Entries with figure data
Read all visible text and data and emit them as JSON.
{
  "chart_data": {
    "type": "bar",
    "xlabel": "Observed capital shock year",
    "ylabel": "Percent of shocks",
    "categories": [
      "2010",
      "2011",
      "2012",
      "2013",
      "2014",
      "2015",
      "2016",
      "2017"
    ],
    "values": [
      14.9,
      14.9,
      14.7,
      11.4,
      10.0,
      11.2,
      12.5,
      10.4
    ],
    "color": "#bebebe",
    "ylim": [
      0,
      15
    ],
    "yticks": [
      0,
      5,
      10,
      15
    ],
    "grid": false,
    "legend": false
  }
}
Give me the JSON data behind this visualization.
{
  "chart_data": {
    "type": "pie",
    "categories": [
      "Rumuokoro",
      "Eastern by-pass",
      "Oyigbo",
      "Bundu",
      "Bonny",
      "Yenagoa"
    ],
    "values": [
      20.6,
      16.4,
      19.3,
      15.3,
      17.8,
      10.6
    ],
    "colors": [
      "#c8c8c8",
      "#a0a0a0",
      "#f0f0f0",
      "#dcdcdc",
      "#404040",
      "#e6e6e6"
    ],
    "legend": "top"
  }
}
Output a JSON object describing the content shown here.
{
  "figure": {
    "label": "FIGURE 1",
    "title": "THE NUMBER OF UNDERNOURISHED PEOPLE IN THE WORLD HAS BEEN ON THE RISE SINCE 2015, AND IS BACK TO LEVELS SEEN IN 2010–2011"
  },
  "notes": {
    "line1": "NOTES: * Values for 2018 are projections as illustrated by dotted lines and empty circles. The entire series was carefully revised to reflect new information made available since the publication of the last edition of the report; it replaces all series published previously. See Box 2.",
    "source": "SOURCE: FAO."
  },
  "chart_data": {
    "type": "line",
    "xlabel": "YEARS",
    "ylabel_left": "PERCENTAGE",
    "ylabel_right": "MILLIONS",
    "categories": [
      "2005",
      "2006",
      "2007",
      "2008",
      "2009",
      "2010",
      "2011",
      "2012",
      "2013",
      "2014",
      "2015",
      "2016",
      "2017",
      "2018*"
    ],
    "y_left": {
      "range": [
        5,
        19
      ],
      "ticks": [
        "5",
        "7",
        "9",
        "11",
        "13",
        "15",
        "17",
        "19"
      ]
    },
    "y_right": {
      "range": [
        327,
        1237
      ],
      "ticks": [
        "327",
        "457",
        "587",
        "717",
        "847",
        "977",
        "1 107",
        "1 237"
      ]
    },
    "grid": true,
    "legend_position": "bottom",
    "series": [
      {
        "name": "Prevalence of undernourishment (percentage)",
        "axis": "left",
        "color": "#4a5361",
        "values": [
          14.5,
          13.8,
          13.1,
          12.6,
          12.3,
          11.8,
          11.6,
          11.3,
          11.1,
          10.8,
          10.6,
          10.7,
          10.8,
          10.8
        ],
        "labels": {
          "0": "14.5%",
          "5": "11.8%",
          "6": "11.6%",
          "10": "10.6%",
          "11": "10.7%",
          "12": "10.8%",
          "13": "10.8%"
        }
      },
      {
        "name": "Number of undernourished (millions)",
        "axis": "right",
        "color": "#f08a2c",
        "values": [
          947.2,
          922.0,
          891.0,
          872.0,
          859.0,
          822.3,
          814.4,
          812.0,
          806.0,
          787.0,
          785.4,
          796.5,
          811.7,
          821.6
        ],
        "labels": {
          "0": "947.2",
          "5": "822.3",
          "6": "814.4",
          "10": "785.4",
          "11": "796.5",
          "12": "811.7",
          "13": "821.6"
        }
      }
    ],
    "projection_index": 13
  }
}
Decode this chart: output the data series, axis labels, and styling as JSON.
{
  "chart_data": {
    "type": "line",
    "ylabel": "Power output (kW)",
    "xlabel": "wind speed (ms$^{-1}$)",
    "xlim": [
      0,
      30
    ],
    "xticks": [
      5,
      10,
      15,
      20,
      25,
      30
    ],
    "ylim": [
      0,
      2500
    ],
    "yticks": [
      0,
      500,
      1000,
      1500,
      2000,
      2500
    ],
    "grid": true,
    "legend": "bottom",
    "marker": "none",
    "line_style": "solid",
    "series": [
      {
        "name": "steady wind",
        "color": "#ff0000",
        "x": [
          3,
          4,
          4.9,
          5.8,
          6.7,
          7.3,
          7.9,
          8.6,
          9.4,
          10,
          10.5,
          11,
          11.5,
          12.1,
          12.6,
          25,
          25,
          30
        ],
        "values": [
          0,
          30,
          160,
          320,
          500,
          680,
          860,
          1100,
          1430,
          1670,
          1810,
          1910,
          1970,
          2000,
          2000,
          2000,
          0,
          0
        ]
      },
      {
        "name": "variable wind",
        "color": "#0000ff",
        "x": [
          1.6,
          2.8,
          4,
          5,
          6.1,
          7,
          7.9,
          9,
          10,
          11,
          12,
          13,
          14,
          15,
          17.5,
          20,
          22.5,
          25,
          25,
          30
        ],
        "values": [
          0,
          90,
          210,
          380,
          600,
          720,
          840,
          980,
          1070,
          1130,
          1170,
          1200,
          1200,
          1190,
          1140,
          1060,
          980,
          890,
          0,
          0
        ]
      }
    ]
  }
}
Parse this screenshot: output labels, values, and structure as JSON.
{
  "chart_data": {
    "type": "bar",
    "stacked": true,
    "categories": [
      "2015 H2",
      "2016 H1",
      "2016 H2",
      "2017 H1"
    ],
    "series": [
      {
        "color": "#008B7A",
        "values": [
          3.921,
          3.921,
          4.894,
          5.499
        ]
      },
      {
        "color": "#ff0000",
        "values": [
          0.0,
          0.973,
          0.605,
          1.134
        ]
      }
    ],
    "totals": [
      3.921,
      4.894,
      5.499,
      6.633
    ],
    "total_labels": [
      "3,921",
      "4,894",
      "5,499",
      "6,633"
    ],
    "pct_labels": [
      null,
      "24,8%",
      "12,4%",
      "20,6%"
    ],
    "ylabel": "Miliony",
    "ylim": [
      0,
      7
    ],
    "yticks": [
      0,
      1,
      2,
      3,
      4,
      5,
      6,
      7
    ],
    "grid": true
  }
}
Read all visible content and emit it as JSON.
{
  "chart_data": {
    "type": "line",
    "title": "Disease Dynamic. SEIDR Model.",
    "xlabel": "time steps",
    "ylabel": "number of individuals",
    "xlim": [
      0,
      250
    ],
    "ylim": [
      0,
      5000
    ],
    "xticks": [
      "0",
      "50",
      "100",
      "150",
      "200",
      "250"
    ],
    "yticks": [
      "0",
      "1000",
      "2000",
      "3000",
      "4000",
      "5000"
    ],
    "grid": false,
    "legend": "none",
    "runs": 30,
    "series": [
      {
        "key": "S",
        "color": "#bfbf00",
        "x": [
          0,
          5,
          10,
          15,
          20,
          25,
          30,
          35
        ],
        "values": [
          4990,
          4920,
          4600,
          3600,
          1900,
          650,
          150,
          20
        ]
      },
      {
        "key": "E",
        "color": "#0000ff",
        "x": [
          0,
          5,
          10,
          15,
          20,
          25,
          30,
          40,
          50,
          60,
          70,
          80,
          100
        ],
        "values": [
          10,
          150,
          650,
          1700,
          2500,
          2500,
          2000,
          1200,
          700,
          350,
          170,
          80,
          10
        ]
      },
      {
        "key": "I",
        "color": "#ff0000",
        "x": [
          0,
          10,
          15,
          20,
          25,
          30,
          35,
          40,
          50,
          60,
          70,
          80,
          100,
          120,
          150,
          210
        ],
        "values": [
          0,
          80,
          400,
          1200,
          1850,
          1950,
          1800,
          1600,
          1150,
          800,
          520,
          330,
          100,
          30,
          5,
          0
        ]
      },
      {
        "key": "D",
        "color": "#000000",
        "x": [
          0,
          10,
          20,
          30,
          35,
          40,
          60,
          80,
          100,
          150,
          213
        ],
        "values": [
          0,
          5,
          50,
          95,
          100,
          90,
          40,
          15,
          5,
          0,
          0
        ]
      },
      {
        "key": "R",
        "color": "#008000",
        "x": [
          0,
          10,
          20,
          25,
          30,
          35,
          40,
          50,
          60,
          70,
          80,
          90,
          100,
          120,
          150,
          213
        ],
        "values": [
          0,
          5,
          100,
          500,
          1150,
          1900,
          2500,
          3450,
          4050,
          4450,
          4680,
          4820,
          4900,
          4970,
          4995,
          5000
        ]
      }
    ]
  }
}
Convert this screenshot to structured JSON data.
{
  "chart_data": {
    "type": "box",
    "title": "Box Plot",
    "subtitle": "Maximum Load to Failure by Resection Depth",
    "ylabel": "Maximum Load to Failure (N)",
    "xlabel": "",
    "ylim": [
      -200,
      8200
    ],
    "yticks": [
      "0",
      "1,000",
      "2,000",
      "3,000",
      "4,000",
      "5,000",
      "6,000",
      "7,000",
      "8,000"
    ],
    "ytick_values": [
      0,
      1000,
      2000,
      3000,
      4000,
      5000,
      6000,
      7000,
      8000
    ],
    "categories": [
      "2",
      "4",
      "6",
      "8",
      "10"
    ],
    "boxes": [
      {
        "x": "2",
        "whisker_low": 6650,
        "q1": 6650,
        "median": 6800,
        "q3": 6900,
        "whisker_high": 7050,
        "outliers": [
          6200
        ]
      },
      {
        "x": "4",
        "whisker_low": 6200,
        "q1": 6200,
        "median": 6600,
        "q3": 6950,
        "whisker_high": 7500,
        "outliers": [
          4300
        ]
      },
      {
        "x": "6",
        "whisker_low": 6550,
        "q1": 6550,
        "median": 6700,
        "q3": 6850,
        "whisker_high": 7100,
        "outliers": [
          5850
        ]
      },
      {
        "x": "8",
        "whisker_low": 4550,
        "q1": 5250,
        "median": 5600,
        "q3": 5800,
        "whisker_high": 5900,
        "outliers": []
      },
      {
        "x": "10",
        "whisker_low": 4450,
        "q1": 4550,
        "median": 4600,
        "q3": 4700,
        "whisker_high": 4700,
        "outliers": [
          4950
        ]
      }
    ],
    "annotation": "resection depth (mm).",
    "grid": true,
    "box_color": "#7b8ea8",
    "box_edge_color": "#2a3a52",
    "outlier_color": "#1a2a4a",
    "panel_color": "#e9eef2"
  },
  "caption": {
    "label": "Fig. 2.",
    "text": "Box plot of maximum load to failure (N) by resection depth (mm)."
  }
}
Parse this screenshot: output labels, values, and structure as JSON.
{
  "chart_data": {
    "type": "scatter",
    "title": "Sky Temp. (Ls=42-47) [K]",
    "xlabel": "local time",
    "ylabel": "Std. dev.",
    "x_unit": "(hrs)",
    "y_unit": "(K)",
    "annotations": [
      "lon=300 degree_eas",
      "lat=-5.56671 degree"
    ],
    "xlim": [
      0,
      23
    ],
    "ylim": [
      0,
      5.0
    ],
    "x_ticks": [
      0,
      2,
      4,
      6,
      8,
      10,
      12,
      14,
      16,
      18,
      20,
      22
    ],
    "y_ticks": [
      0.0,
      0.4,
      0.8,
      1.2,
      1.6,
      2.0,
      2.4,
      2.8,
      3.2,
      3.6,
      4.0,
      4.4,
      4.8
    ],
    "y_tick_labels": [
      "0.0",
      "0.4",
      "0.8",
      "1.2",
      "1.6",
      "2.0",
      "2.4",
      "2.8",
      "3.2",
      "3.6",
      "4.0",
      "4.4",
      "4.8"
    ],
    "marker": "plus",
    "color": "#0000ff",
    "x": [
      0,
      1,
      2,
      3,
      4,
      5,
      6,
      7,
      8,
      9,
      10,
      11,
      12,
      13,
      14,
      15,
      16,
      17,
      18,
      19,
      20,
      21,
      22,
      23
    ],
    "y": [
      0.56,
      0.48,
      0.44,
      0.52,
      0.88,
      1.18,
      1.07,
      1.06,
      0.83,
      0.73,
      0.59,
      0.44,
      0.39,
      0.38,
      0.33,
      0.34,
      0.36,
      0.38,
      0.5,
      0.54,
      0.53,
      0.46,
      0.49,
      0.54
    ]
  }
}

YOUR INSTRUCTIONS:
Copy out every line that includes the word "bottom".

THE SOLUTION:
    "legend_position": "bottom",
    "legend": "bottom",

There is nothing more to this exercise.